## What to work on
Collect each line of the records containing the string "xlabel".
— start —
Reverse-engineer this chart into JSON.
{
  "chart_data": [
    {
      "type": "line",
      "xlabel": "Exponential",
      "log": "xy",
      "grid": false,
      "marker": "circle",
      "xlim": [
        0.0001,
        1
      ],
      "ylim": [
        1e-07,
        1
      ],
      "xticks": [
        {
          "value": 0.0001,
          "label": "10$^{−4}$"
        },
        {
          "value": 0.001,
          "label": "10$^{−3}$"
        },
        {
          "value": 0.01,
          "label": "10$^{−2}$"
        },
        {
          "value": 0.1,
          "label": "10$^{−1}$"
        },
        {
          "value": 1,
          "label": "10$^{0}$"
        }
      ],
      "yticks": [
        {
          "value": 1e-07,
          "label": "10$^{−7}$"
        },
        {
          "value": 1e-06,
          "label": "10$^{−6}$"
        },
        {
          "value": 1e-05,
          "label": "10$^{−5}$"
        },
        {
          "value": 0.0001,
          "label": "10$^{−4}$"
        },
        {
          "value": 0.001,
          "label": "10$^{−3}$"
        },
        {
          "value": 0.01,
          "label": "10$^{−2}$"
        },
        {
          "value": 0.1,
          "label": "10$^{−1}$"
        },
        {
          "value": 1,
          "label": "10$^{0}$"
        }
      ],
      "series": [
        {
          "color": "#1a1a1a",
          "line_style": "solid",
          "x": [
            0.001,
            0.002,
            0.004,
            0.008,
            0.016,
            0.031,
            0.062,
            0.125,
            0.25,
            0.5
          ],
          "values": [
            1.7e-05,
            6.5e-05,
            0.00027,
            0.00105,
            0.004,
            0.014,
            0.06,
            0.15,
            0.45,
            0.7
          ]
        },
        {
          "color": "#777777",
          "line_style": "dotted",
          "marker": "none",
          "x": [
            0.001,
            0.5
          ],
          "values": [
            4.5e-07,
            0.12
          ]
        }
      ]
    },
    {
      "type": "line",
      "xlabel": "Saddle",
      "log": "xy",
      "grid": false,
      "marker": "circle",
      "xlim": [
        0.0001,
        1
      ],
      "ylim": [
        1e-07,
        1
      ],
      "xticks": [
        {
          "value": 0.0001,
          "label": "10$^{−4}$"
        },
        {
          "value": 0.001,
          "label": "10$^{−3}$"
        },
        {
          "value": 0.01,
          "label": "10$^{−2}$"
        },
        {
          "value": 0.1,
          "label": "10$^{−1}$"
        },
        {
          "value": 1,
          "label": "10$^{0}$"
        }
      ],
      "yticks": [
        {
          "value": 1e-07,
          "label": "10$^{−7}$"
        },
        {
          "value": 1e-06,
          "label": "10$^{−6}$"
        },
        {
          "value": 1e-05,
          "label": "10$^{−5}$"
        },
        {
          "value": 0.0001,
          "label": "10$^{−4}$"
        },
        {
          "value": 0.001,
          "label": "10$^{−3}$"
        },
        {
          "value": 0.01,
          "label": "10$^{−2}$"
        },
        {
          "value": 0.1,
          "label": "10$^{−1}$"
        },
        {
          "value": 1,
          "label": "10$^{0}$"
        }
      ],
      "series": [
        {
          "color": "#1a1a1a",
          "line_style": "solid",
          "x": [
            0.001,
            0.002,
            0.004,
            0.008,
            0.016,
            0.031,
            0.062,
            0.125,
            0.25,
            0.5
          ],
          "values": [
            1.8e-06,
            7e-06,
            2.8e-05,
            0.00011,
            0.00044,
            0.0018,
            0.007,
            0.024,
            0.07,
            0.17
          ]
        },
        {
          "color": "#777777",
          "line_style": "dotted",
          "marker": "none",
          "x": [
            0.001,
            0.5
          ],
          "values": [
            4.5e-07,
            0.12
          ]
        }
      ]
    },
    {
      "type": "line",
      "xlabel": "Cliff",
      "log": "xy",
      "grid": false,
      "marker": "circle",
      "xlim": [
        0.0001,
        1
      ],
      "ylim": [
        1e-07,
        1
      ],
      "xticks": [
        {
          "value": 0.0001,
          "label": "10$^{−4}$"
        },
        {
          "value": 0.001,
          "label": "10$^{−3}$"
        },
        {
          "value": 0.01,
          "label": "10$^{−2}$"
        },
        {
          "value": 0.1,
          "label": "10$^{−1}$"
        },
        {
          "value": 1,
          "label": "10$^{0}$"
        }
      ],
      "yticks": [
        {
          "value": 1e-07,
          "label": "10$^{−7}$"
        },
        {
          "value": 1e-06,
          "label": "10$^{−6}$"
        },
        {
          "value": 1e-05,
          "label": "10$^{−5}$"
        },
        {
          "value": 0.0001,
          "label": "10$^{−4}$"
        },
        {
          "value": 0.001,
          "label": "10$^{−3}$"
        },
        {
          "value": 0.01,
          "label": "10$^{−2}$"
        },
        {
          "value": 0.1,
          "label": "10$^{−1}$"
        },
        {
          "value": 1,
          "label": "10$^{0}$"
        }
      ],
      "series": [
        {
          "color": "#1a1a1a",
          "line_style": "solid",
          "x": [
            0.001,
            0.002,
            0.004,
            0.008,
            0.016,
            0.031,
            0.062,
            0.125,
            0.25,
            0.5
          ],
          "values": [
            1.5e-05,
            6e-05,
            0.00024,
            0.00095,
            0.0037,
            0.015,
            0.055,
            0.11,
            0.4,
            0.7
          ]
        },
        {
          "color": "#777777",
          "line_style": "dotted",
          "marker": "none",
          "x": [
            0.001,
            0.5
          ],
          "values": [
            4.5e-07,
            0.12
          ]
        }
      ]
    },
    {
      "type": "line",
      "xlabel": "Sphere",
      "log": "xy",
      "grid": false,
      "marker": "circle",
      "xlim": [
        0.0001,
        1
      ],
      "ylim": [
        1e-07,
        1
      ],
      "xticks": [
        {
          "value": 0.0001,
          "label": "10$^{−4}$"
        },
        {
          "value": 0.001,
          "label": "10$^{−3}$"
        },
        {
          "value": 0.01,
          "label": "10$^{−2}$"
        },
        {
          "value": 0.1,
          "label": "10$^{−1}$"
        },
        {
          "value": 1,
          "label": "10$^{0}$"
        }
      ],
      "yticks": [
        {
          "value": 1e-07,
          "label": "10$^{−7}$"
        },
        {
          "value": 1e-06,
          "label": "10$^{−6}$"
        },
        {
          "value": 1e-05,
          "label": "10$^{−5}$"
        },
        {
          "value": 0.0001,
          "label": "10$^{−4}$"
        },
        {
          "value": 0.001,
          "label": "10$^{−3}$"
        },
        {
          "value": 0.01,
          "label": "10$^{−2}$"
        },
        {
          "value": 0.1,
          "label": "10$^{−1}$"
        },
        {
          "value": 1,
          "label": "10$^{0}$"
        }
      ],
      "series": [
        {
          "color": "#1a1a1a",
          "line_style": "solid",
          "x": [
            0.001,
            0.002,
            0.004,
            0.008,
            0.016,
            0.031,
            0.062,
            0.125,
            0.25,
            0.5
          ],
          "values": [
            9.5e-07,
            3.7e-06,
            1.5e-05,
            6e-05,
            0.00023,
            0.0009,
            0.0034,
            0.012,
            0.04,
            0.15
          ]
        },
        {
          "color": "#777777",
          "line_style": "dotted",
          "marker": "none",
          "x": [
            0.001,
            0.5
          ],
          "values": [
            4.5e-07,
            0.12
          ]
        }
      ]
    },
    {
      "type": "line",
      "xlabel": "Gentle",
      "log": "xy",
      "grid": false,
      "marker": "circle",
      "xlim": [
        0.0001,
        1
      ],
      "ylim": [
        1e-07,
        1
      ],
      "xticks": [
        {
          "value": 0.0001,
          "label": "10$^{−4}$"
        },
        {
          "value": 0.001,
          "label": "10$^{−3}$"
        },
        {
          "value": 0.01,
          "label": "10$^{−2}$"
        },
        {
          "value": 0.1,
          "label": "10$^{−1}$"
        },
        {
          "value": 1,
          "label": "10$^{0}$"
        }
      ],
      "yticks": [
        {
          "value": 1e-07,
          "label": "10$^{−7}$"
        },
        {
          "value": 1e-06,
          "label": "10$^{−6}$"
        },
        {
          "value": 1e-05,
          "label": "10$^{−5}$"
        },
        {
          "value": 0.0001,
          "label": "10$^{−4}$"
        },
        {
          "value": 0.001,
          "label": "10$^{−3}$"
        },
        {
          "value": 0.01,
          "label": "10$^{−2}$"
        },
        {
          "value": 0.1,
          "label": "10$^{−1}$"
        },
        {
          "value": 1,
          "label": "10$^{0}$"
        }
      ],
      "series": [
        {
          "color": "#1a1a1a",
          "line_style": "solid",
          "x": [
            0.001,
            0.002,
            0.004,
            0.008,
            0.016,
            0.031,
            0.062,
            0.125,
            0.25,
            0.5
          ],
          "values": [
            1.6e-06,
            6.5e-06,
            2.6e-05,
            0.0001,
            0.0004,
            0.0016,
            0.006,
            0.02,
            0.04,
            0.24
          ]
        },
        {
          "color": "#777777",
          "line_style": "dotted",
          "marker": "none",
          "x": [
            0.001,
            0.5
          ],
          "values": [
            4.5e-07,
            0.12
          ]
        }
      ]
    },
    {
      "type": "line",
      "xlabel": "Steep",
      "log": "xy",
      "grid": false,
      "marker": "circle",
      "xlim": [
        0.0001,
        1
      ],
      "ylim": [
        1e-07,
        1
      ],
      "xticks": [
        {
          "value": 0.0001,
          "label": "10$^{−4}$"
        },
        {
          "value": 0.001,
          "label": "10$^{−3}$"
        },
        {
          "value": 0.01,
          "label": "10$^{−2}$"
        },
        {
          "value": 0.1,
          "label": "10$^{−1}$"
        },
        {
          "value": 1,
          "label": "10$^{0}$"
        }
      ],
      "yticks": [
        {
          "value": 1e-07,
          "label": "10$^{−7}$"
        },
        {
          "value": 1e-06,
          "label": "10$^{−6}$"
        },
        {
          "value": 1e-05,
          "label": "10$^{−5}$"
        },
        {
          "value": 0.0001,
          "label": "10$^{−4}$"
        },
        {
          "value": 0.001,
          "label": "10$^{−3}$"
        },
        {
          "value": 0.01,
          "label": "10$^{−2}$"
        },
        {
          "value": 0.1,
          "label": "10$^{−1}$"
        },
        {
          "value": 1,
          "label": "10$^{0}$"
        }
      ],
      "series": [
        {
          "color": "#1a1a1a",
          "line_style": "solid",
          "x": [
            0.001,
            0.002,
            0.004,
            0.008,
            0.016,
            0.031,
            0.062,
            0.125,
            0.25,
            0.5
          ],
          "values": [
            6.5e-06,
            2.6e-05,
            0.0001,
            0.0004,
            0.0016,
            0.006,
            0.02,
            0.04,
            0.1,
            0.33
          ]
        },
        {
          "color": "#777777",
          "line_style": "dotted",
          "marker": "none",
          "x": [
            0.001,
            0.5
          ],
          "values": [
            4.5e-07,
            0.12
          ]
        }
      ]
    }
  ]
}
— end —
## Finished exercise
      "xlabel": "Exponential",
      "xlabel": "Saddle",
      "xlabel": "Cliff",
      "xlabel": "Sphere",
      "xlabel": "Gentle",
      "xlabel": "Steep",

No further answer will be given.